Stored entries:
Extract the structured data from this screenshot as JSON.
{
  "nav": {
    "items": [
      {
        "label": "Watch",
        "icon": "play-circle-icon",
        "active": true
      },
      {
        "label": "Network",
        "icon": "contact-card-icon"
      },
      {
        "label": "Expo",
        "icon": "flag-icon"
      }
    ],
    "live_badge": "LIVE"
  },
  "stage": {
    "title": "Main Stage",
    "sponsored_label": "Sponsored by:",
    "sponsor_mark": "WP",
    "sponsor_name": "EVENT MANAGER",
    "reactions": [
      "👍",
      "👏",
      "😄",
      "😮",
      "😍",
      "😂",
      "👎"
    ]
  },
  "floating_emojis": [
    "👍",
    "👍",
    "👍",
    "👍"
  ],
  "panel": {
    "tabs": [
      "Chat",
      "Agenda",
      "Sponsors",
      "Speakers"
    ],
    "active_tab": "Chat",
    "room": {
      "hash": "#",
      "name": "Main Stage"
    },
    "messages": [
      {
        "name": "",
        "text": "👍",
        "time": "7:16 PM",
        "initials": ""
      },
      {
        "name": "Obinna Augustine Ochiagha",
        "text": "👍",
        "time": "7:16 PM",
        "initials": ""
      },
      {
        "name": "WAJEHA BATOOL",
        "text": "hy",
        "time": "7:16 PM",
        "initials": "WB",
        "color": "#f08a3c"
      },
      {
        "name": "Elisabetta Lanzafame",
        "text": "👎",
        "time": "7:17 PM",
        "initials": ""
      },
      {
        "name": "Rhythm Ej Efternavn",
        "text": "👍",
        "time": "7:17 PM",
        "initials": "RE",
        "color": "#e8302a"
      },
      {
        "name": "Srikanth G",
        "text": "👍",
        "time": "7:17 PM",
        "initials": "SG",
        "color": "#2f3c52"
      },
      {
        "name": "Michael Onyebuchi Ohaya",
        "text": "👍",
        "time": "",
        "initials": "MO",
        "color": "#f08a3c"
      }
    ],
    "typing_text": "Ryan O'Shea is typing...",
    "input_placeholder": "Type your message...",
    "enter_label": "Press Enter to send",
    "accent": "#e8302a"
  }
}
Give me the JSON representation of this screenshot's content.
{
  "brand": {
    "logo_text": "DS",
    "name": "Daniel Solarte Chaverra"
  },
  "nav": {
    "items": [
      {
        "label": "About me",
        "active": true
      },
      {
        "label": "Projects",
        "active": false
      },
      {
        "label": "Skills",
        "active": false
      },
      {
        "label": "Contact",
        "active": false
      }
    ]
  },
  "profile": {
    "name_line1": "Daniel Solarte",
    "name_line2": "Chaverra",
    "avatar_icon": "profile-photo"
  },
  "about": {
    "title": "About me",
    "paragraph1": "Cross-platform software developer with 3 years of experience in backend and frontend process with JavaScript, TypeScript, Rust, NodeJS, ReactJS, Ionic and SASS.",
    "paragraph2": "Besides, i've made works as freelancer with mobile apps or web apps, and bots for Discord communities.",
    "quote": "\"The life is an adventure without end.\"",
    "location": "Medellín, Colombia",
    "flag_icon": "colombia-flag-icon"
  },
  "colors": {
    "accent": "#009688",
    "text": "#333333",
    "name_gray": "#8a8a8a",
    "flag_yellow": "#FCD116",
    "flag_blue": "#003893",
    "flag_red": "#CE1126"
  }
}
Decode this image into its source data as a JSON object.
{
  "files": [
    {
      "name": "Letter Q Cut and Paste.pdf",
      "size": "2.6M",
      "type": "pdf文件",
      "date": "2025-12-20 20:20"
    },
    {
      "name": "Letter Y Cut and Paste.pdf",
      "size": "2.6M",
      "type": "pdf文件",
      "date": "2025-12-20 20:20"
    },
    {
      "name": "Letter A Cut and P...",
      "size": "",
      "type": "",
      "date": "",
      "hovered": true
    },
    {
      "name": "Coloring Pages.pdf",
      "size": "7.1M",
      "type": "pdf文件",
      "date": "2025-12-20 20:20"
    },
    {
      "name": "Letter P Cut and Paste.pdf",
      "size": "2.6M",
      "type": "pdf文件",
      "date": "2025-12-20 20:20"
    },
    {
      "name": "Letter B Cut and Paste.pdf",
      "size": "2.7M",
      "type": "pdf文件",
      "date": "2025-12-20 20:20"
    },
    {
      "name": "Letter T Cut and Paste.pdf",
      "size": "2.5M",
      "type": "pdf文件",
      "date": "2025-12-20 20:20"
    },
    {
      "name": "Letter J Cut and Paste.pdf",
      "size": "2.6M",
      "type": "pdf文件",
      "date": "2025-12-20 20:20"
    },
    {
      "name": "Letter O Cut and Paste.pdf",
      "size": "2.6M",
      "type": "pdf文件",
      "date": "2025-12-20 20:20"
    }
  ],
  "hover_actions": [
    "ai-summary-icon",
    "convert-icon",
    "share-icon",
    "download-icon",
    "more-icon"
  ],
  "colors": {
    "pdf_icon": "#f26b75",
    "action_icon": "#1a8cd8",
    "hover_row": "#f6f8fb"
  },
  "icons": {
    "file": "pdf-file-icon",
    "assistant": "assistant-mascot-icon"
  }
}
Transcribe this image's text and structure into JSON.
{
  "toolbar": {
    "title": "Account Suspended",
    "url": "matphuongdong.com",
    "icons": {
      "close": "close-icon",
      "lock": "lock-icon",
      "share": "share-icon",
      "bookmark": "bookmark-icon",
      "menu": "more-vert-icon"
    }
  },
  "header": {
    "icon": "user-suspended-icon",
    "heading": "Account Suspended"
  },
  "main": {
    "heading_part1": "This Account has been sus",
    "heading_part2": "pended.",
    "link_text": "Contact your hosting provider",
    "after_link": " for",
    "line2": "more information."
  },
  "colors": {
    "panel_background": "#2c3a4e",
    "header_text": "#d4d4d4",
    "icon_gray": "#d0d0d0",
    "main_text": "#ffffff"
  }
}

TASK REQUIREMENTS:
Which lines hold the string "Daniel"? Copy all of them from the data above.

COMPLETE RESPONSE:
    "name": "Daniel Solarte Chaverra"
    "name_line1": "Daniel Solarte",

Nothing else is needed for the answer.